- [Work to complete]
Only the lines holding the string "rods" are needed. Copy each one.

- [Items]

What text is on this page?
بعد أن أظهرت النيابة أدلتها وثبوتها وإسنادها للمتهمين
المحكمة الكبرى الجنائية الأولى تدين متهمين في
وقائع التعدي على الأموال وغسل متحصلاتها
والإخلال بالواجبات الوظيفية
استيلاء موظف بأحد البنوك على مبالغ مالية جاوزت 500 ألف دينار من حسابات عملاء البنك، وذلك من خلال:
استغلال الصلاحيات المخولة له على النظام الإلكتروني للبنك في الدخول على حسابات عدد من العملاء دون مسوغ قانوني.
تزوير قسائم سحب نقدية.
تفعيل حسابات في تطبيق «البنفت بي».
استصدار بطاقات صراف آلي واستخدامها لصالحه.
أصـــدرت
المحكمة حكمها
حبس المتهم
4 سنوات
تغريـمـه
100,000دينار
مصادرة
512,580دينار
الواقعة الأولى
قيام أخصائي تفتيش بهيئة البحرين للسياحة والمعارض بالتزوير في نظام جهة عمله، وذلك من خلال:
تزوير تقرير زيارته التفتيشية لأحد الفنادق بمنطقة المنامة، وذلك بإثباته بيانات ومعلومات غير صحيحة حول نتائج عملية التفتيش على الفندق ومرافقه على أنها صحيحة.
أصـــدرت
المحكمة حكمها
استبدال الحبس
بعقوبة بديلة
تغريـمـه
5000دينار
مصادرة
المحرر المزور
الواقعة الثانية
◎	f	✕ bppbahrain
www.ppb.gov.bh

...

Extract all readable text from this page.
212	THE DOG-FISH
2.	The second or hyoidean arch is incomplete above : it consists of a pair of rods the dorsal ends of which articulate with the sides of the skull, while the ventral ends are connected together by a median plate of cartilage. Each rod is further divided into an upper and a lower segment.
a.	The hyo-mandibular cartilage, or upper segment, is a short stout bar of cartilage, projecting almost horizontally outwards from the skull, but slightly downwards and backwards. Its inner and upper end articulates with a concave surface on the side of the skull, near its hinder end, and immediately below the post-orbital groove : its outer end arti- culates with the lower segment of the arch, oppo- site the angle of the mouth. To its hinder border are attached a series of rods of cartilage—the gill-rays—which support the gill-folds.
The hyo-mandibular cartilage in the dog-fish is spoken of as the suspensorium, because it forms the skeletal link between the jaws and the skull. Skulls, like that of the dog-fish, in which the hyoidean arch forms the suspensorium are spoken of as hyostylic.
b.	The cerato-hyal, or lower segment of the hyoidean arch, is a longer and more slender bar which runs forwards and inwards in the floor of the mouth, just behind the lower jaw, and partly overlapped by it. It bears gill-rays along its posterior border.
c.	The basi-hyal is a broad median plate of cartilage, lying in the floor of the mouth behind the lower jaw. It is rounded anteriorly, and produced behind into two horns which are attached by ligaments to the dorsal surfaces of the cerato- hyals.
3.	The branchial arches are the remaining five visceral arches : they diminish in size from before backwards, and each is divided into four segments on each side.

- [Complete answer]
2.	The second or hyoidean arch is incomplete above : it consists of a pair of rods the dorsal ends of which articulate with the sides of the skull, while the ventral ends are connected together by a median plate of cartilage. Each rod is further divided into an upper and a lower segment.
a.	The hyo-mandibular cartilage, or upper segment, is a short stout bar of cartilage, projecting almost horizontally outwards from the skull, but slightly downwards and backwards. Its inner and upper end articulates with a concave surface on the side of the skull, near its hinder end, and immediately below the post-orbital groove : its outer end arti- culates with the lower segment of the arch, oppo- site the angle of the mouth. To its hinder border are attached a series of rods of cartilage—the gill-rays—which support the gill-folds.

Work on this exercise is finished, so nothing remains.